Problem statement: From the line that contains "What data populates" to the final line of the entries below, write out every line exactly as it appears, and nothing else.

Dataset listings of figures:
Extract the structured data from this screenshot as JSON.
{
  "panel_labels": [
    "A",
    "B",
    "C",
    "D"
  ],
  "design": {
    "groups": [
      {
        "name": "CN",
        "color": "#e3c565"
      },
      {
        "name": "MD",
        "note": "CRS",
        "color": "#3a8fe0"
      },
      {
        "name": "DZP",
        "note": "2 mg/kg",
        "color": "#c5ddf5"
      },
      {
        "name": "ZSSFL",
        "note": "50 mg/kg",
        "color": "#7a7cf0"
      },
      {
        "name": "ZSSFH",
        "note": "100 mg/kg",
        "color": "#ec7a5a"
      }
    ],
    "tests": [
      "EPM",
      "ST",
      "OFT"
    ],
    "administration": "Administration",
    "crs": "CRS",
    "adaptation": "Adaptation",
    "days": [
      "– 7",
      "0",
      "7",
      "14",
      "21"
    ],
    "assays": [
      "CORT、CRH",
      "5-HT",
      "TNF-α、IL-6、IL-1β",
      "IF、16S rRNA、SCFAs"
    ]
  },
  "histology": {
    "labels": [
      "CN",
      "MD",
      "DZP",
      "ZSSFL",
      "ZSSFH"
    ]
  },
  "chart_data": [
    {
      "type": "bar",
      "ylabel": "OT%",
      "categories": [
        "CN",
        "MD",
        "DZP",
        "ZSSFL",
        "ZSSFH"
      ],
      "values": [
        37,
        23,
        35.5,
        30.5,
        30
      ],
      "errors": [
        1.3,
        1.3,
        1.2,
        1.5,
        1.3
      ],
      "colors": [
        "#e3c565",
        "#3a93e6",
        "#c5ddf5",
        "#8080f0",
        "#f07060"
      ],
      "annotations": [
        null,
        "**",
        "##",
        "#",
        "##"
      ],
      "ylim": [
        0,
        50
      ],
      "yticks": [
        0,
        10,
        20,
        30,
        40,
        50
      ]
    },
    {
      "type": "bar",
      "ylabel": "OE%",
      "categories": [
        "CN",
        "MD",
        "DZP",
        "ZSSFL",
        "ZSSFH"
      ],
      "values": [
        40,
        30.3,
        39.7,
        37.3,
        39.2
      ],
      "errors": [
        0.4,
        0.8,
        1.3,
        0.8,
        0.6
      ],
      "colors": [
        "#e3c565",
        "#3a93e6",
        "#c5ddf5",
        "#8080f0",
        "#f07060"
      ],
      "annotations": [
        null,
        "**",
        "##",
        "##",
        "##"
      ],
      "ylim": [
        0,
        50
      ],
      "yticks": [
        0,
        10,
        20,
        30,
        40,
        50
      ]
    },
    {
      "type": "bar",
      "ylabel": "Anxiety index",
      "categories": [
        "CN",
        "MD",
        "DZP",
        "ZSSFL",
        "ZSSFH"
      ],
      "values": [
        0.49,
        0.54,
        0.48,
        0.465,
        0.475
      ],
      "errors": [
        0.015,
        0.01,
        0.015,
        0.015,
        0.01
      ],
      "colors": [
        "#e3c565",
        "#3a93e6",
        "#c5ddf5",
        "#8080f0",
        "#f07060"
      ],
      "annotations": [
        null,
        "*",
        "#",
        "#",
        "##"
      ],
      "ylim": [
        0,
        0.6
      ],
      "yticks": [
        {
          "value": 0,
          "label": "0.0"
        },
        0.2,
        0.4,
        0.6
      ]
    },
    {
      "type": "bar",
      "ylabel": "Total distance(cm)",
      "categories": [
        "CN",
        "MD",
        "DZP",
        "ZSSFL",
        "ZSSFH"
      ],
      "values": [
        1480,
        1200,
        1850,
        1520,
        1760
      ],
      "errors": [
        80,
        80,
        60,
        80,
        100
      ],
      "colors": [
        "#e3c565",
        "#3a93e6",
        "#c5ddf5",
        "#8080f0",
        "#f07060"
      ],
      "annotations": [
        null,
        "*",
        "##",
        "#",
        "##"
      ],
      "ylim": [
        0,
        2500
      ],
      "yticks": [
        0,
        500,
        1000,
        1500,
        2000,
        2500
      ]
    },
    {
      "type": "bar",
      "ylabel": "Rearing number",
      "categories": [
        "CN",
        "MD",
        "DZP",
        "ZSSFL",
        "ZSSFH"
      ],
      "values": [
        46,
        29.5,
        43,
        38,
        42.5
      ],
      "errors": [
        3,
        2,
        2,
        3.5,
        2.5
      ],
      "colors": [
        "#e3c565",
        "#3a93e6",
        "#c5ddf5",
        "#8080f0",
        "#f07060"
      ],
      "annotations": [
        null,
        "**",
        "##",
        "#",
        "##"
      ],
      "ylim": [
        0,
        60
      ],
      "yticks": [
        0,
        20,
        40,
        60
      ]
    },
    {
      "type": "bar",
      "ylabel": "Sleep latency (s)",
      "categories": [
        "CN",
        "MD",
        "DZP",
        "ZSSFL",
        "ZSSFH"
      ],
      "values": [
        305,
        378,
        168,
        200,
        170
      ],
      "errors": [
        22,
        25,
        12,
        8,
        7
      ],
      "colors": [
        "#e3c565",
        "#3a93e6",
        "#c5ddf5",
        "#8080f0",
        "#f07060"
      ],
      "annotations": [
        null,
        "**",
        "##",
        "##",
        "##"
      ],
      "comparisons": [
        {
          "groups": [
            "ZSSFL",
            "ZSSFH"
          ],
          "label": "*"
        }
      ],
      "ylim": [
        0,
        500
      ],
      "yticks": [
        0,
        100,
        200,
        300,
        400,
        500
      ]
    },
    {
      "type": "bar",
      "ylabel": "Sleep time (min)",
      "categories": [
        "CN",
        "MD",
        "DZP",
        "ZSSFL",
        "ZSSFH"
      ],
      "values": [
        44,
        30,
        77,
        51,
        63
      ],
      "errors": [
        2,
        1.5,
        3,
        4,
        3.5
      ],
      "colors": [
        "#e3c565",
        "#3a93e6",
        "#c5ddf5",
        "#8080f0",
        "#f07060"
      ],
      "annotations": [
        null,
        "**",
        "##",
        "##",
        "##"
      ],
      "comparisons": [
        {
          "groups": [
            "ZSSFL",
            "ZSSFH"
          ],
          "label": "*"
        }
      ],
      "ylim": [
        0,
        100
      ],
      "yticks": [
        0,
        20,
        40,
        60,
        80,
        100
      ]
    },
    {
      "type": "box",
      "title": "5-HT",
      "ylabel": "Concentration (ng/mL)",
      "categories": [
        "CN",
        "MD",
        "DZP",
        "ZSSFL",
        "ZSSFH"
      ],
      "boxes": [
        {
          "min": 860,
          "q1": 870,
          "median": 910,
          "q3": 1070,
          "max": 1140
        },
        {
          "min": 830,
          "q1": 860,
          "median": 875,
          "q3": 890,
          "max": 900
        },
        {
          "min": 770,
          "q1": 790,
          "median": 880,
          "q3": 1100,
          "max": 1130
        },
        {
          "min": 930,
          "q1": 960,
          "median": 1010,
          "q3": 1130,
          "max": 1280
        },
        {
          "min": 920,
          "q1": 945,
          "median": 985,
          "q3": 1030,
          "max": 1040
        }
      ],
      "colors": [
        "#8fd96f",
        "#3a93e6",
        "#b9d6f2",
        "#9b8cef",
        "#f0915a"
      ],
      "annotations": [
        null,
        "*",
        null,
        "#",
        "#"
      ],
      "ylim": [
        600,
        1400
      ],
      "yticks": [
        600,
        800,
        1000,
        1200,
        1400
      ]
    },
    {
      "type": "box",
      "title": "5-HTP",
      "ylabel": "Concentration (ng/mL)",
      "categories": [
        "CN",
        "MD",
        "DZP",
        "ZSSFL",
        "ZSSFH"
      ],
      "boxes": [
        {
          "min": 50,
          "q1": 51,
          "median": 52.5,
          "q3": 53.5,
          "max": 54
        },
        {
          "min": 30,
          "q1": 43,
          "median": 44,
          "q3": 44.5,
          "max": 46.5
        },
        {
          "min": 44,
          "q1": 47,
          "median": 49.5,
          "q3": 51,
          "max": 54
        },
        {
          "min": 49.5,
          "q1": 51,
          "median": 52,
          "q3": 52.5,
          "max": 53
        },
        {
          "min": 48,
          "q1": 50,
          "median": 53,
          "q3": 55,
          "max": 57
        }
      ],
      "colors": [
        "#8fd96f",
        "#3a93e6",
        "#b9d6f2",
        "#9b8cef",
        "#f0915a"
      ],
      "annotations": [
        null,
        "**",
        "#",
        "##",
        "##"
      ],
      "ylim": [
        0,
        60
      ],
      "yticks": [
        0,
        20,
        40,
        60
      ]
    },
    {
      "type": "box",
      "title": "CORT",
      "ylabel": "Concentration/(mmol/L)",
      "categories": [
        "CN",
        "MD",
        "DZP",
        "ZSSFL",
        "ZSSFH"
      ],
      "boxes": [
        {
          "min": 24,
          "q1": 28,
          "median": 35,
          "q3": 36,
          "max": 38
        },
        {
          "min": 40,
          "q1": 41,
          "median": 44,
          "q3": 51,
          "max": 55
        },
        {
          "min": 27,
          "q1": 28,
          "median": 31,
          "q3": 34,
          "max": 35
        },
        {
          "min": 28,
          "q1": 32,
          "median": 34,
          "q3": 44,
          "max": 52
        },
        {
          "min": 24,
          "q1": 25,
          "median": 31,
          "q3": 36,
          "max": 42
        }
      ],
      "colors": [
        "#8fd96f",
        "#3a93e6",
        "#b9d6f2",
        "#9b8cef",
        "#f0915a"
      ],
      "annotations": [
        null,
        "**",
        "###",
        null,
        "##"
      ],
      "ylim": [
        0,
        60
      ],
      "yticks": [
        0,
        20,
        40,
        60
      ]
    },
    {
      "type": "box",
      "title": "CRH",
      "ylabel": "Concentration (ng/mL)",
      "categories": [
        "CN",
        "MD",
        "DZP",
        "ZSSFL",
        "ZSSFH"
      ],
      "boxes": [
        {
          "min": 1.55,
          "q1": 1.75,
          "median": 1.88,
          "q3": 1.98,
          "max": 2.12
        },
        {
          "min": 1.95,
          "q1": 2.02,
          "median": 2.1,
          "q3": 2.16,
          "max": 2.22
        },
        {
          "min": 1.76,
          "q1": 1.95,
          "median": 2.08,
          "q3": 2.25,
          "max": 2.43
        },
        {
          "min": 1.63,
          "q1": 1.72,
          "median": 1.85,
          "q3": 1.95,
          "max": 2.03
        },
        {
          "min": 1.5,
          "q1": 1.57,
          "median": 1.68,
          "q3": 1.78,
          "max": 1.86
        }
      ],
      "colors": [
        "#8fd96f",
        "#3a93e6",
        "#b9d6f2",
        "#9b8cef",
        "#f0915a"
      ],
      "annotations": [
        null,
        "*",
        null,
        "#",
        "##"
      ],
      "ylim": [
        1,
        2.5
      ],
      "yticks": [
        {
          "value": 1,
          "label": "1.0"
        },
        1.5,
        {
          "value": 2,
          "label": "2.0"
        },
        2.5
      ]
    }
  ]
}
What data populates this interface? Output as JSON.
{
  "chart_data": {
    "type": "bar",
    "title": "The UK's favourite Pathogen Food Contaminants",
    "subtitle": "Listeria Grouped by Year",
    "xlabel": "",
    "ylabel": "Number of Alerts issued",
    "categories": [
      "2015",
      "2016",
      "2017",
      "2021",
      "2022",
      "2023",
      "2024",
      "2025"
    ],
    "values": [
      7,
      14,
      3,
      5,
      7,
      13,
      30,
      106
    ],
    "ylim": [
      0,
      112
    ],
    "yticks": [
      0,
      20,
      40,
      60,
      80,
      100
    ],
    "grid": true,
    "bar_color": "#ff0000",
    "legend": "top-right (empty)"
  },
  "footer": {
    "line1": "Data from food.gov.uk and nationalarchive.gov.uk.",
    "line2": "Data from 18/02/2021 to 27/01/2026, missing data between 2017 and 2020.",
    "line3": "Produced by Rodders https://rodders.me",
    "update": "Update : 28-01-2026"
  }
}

Your solution:
What data populates this interface? Output as JSON.
{
  "chart_data": {
    "type": "bar",
    "title": "The UK's favourite Pathogen Food Contaminants",
    "subtitle": "Listeria Grouped by Year",
    "xlabel": "",
    "ylabel": "Number of Alerts issued",
    "categories": [
      "2015",
      "2016",
      "2017",
      "2021",
      "2022",
      "2023",
      "2024",
      "2025"
    ],
    "values": [
      7,
      14,
      3,
      5,
      7,
      13,
      30,
      106
    ],
    "ylim": [
      0,
      112
    ],
    "yticks": [
      0,
      20,
      40,
      60,
      80,
      100
    ],
    "grid": true,
    "bar_color": "#ff0000",
    "legend": "top-right (empty)"
  },
  "footer": {
    "line1": "Data from food.gov.uk and nationalarchive.gov.uk.",
    "line2": "Data from 18/02/2021 to 27/01/2026, missing data between 2017 and 2020.",
    "line3": "Produced by Rodders https://rodders.me",
    "update": "Update : 28-01-2026"
  }
}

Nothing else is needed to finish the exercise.